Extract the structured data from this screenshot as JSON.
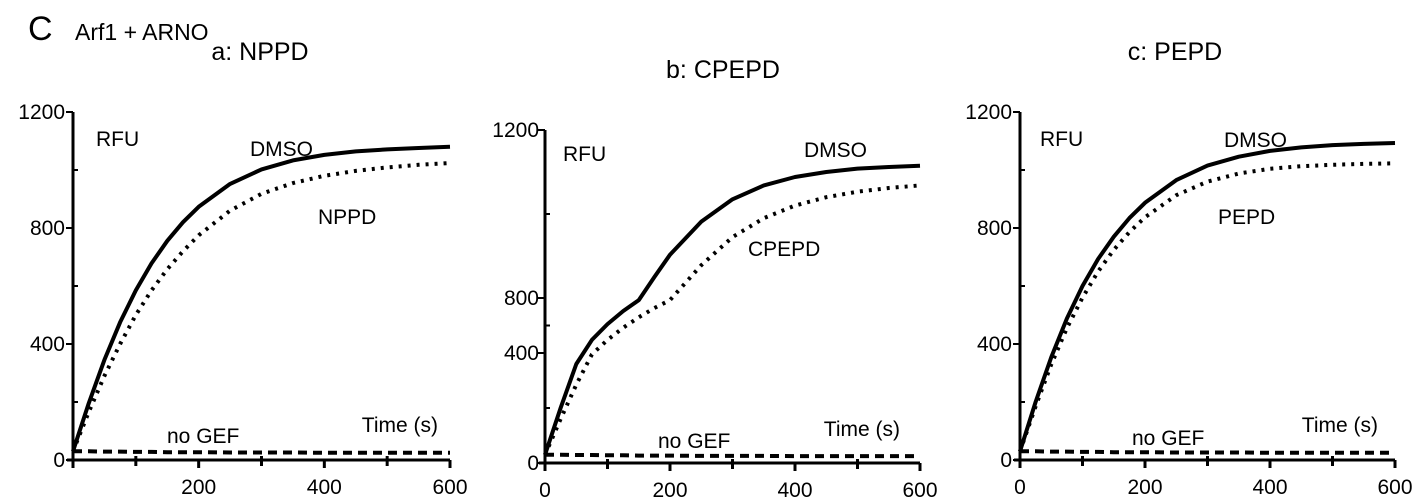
{
  "figure": {
    "panel_letter": "C",
    "panel_title": "Arf1 + ARNO"
  },
  "chart_data": [
    {
      "type": "line",
      "title": "a: NPPD",
      "ylabel": "RFU",
      "xlabel": "Time (s)",
      "xlim": [
        0,
        600
      ],
      "ylim": [
        0,
        1200
      ],
      "xticks": [
        0,
        200,
        400,
        600
      ],
      "xtick_labels": [
        "",
        "200",
        "400",
        "600"
      ],
      "yticks": [
        0,
        400,
        800,
        1200
      ],
      "ytick_labels": [
        "0",
        "400",
        "800",
        "1200"
      ],
      "x": [
        0,
        25,
        50,
        75,
        100,
        125,
        150,
        175,
        200,
        250,
        300,
        350,
        400,
        450,
        500,
        550,
        600
      ],
      "series": [
        {
          "name": "DMSO",
          "style": "solid",
          "values": [
            30,
            195,
            345,
            475,
            585,
            678,
            756,
            820,
            873,
            952,
            1002,
            1033,
            1052,
            1064,
            1071,
            1076,
            1080
          ]
        },
        {
          "name": "NPPD",
          "style": "dotted",
          "values": [
            30,
            165,
            290,
            400,
            500,
            585,
            658,
            720,
            775,
            860,
            918,
            955,
            980,
            997,
            1009,
            1018,
            1024
          ]
        },
        {
          "name": "no GEF",
          "style": "dashed",
          "values": [
            30,
            30,
            29,
            29,
            28,
            28,
            27,
            27,
            27,
            26,
            26,
            26,
            25,
            25,
            25,
            25,
            25
          ]
        }
      ]
    },
    {
      "type": "line",
      "title": "b: CPEPD",
      "ylabel": "RFU",
      "xlabel": "Time (s)",
      "xlim": [
        0,
        600
      ],
      "ylim": [
        0,
        1200
      ],
      "xticks": [
        0,
        200,
        400,
        600
      ],
      "xtick_labels": [
        "0",
        "200",
        "400",
        "600"
      ],
      "yticks": [
        0,
        400,
        800,
        1200
      ],
      "ytick_labels": [
        "0",
        "400",
        "800",
        "1200"
      ],
      "x": [
        0,
        25,
        50,
        75,
        100,
        125,
        150,
        175,
        200,
        250,
        300,
        350,
        400,
        450,
        500,
        550,
        600
      ],
      "series": [
        {
          "name": "DMSO",
          "style": "solid",
          "values": [
            30,
            200,
            360,
            495,
            610,
            705,
            785,
            850,
            903,
            982,
            1035,
            1068,
            1088,
            1100,
            1108,
            1112,
            1115
          ]
        },
        {
          "name": "CPEPD",
          "style": "dotted",
          "values": [
            30,
            160,
            285,
            395,
            495,
            583,
            660,
            727,
            785,
            878,
            945,
            990,
            1020,
            1040,
            1053,
            1062,
            1068
          ]
        },
        {
          "name": "no GEF",
          "style": "dashed",
          "values": [
            30,
            30,
            29,
            29,
            28,
            28,
            27,
            27,
            27,
            26,
            26,
            26,
            25,
            25,
            25,
            25,
            25
          ]
        }
      ]
    },
    {
      "type": "line",
      "title": "c: PEPD",
      "ylabel": "RFU",
      "xlabel": "Time (s)",
      "xlim": [
        0,
        600
      ],
      "ylim": [
        0,
        1200
      ],
      "xticks": [
        0,
        200,
        400,
        600
      ],
      "xtick_labels": [
        "0",
        "200",
        "400",
        "600"
      ],
      "yticks": [
        0,
        400,
        800,
        1200
      ],
      "ytick_labels": [
        "0",
        "400",
        "800",
        "1200"
      ],
      "x": [
        0,
        25,
        50,
        75,
        100,
        125,
        150,
        175,
        200,
        250,
        300,
        350,
        400,
        450,
        500,
        550,
        600
      ],
      "series": [
        {
          "name": "DMSO",
          "style": "solid",
          "values": [
            30,
            200,
            355,
            488,
            600,
            693,
            770,
            834,
            887,
            965,
            1015,
            1046,
            1066,
            1078,
            1086,
            1090,
            1093
          ]
        },
        {
          "name": "PEPD",
          "style": "dotted",
          "values": [
            30,
            185,
            330,
            455,
            560,
            650,
            725,
            786,
            837,
            913,
            960,
            988,
            1004,
            1013,
            1018,
            1021,
            1023
          ]
        },
        {
          "name": "no GEF",
          "style": "dashed",
          "values": [
            30,
            30,
            29,
            29,
            28,
            28,
            27,
            27,
            27,
            26,
            26,
            26,
            25,
            25,
            25,
            25,
            25
          ]
        }
      ]
    }
  ]
}
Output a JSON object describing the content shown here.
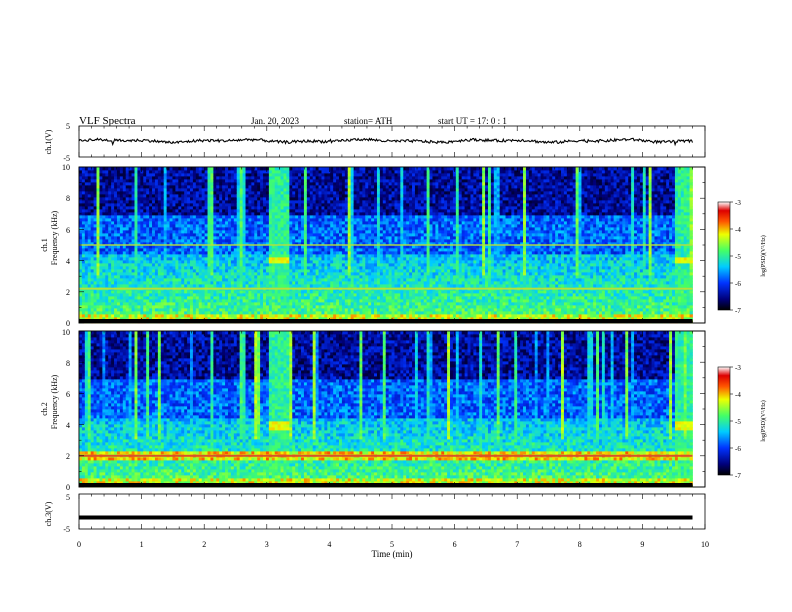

□ □ □ □ □ □ □

_What the exercise asks_. Repeat all the data as it stands, dropping any images it holds.

_Solution for this exercise_.
Extract the structured data from this screenshot as JSON.
{
  "figure": {
    "panel_letter": "C",
    "panel_title": "Arf1 + ARNO"
  },
  "chart_data": [
    {
      "type": "line",
      "title": "a: NPPD",
      "ylabel": "RFU",
      "xlabel": "Time (s)",
      "xlim": [
        0,
        600
      ],
      "ylim": [
        0,
        1200
      ],
      "xticks": [
        0,
        200,
        400,
        600
      ],
      "xtick_labels": [
        "",
        "200",
        "400",
        "600"
      ],
      "yticks": [
        0,
        400,
        800,
        1200
      ],
      "ytick_labels": [
        "0",
        "400",
        "800",
        "1200"
      ],
      "x": [
        0,
        25,
        50,
        75,
        100,
        125,
        150,
        175,
        200,
        250,
        300,
        350,
        400,
        450,
        500,
        550,
        600
      ],
      "series": [
        {
          "name": "DMSO",
          "style": "solid",
          "values": [
            30,
            195,
            345,
            475,
            585,
            678,
            756,
            820,
            873,
            952,
            1002,
            1033,
            1052,
            1064,
            1071,
            1076,
            1080
          ]
        },
        {
          "name": "NPPD",
          "style": "dotted",
          "values": [
            30,
            165,
            290,
            400,
            500,
            585,
            658,
            720,
            775,
            860,
            918,
            955,
            980,
            997,
            1009,
            1018,
            1024
          ]
        },
        {
          "name": "no GEF",
          "style": "dashed",
          "values": [
            30,
            30,
            29,
            29,
            28,
            28,
            27,
            27,
            27,
            26,
            26,
            26,
            25,
            25,
            25,
            25,
            25
          ]
        }
      ]
    },
    {
      "type": "line",
      "title": "b: CPEPD",
      "ylabel": "RFU",
      "xlabel": "Time (s)",
      "xlim": [
        0,
        600
      ],
      "ylim": [
        0,
        1200
      ],
      "xticks": [
        0,
        200,
        400,
        600
      ],
      "xtick_labels": [
        "0",
        "200",
        "400",
        "600"
      ],
      "yticks": [
        0,
        400,
        800,
        1200
      ],
      "ytick_labels": [
        "0",
        "400",
        "800",
        "1200"
      ],
      "x": [
        0,
        25,
        50,
        75,
        100,
        125,
        150,
        175,
        200,
        250,
        300,
        350,
        400,
        450,
        500,
        550,
        600
      ],
      "series": [
        {
          "name": "DMSO",
          "style": "solid",
          "values": [
            30,
            200,
            360,
            495,
            610,
            705,
            785,
            850,
            903,
            982,
            1035,
            1068,
            1088,
            1100,
            1108,
            1112,
            1115
          ]
        },
        {
          "name": "CPEPD",
          "style": "dotted",
          "values": [
            30,
            160,
            285,
            395,
            495,
            583,
            660,
            727,
            785,
            878,
            945,
            990,
            1020,
            1040,
            1053,
            1062,
            1068
          ]
        },
        {
          "name": "no GEF",
          "style": "dashed",
          "values": [
            30,
            30,
            29,
            29,
            28,
            28,
            27,
            27,
            27,
            26,
            26,
            26,
            25,
            25,
            25,
            25,
            25
          ]
        }
      ]
    },
    {
      "type": "line",
      "title": "c: PEPD",
      "ylabel": "RFU",
      "xlabel": "Time (s)",
      "xlim": [
        0,
        600
      ],
      "ylim": [
        0,
        1200
      ],
      "xticks": [
        0,
        200,
        400,
        600
      ],
      "xtick_labels": [
        "0",
        "200",
        "400",
        "600"
      ],
      "yticks": [
        0,
        400,
        800,
        1200
      ],
      "ytick_labels": [
        "0",
        "400",
        "800",
        "1200"
      ],
      "x": [
        0,
        25,
        50,
        75,
        100,
        125,
        150,
        175,
        200,
        250,
        300,
        350,
        400,
        450,
        500,
        550,
        600
      ],
      "series": [
        {
          "name": "DMSO",
          "style": "solid",
          "values": [
            30,
            200,
            355,
            488,
            600,
            693,
            770,
            834,
            887,
            965,
            1015,
            1046,
            1066,
            1078,
            1086,
            1090,
            1093
          ]
        },
        {
          "name": "PEPD",
          "style": "dotted",
          "values": [
            30,
            185,
            330,
            455,
            560,
            650,
            725,
            786,
            837,
            913,
            960,
            988,
            1004,
            1013,
            1018,
            1021,
            1023
          ]
        },
        {
          "name": "no GEF",
          "style": "dashed",
          "values": [
            30,
            30,
            29,
            29,
            28,
            28,
            27,
            27,
            27,
            26,
            26,
            26,
            25,
            25,
            25,
            25,
            25
          ]
        }
      ]
    }
  ]
}
Output a JSON object describing the content shown here.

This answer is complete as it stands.